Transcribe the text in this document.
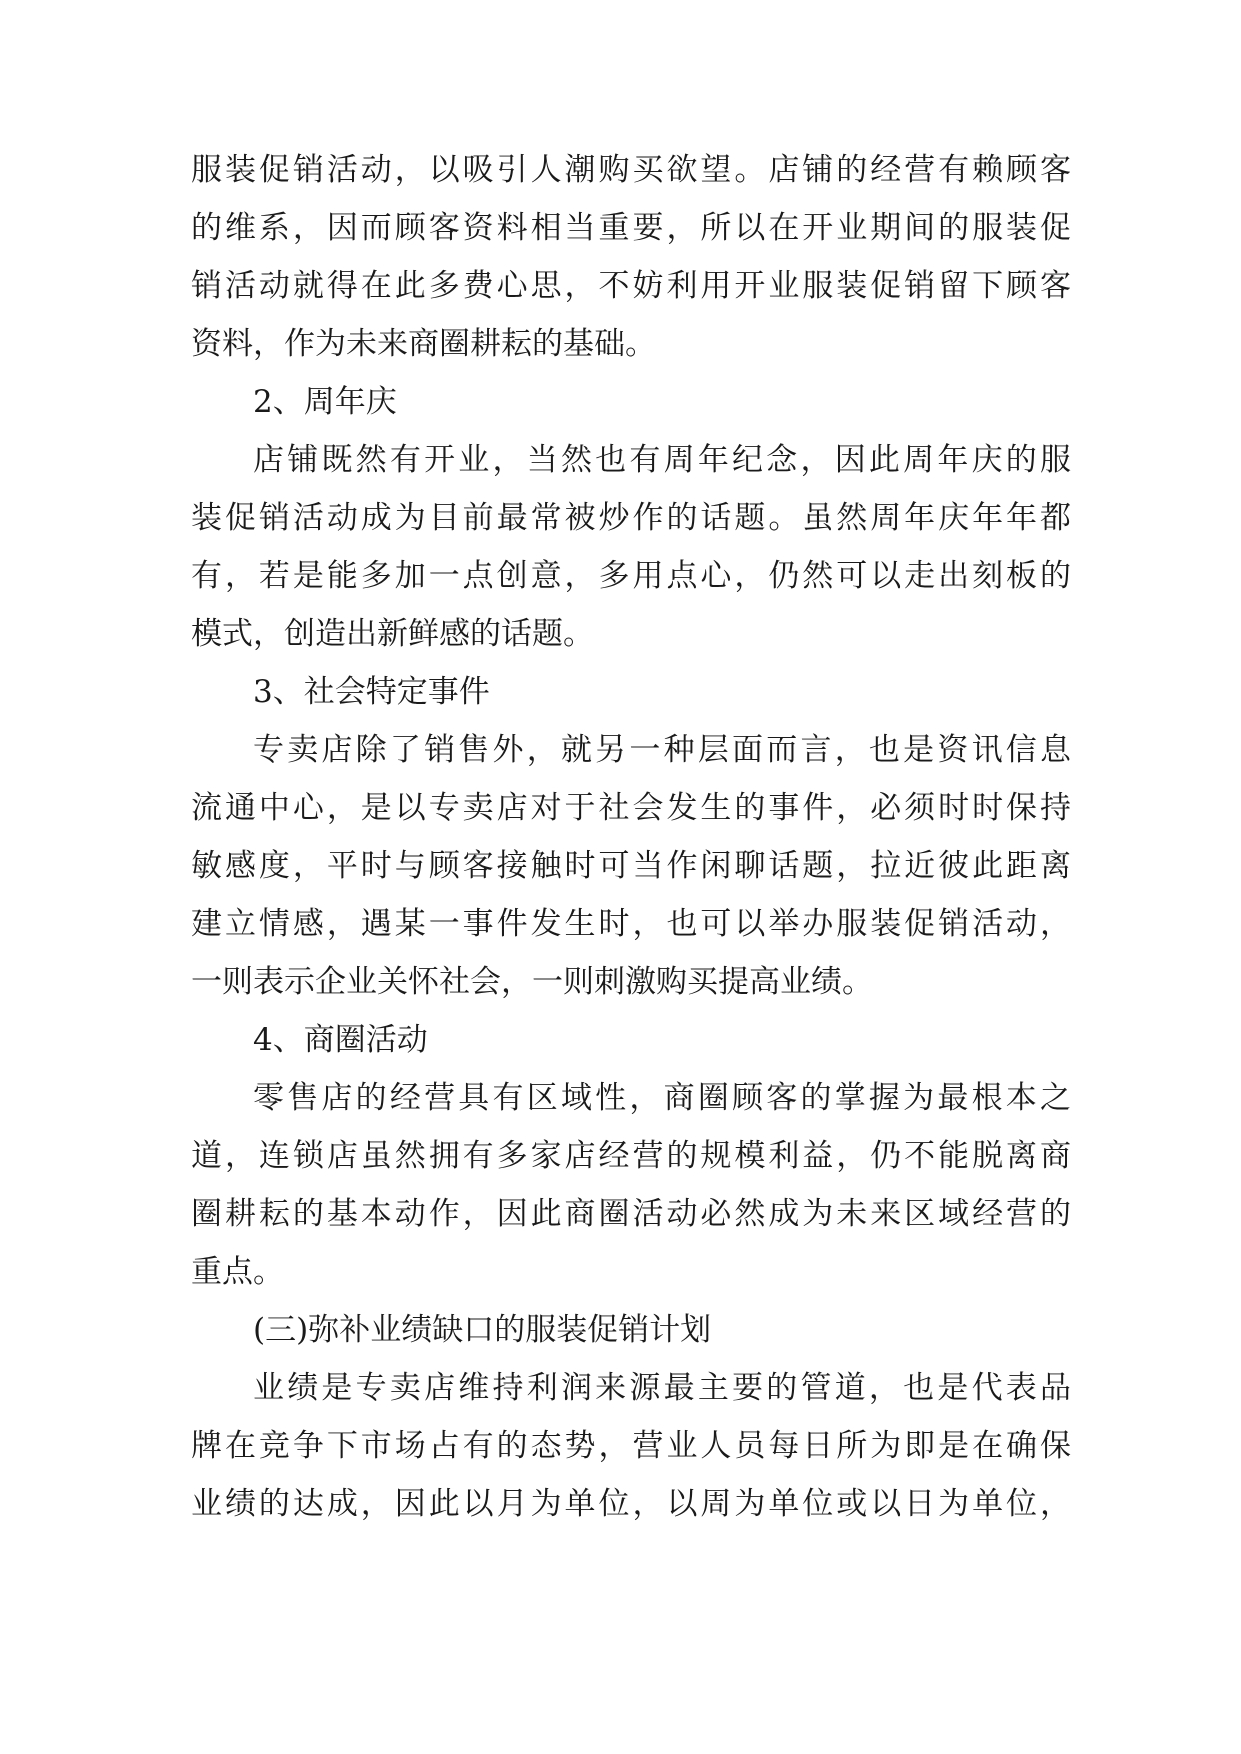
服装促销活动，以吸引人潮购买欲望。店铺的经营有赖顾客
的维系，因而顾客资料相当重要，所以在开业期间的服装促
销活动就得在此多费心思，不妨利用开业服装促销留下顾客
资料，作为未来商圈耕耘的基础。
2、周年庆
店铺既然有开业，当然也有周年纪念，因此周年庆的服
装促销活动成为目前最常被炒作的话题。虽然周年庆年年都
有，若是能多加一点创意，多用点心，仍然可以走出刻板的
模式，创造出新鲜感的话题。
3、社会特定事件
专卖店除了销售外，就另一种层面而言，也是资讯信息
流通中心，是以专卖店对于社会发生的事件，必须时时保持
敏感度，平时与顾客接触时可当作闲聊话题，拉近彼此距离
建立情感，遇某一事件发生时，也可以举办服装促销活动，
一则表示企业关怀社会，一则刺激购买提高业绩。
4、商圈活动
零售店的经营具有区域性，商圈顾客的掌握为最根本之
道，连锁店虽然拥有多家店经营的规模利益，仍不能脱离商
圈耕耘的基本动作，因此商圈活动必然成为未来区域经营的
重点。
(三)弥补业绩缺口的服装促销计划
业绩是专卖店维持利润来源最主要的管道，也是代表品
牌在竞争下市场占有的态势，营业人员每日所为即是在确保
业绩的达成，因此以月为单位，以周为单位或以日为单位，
★ ★ ★ ★
▸ **Required task**: Transcribe every entry word for word, but omit the pictures.

▸ **Answer to the exercise**:
Transcribe the text in this document.
服装促销活动，以吸引人潮购买欲望。店铺的经营有赖顾客
的维系，因而顾客资料相当重要，所以在开业期间的服装促
销活动就得在此多费心思，不妨利用开业服装促销留下顾客
资料，作为未来商圈耕耘的基础。
2、周年庆
店铺既然有开业，当然也有周年纪念，因此周年庆的服
装促销活动成为目前最常被炒作的话题。虽然周年庆年年都
有，若是能多加一点创意，多用点心，仍然可以走出刻板的
模式，创造出新鲜感的话题。
3、社会特定事件
专卖店除了销售外，就另一种层面而言，也是资讯信息
流通中心，是以专卖店对于社会发生的事件，必须时时保持
敏感度，平时与顾客接触时可当作闲聊话题，拉近彼此距离
建立情感，遇某一事件发生时，也可以举办服装促销活动，
一则表示企业关怀社会，一则刺激购买提高业绩。
4、商圈活动
零售店的经营具有区域性，商圈顾客的掌握为最根本之
道，连锁店虽然拥有多家店经营的规模利益，仍不能脱离商
圈耕耘的基本动作，因此商圈活动必然成为未来区域经营的
重点。
(三)弥补业绩缺口的服装促销计划
业绩是专卖店维持利润来源最主要的管道，也是代表品
牌在竞争下市场占有的态势，营业人员每日所为即是在确保
业绩的达成，因此以月为单位，以周为单位或以日为单位，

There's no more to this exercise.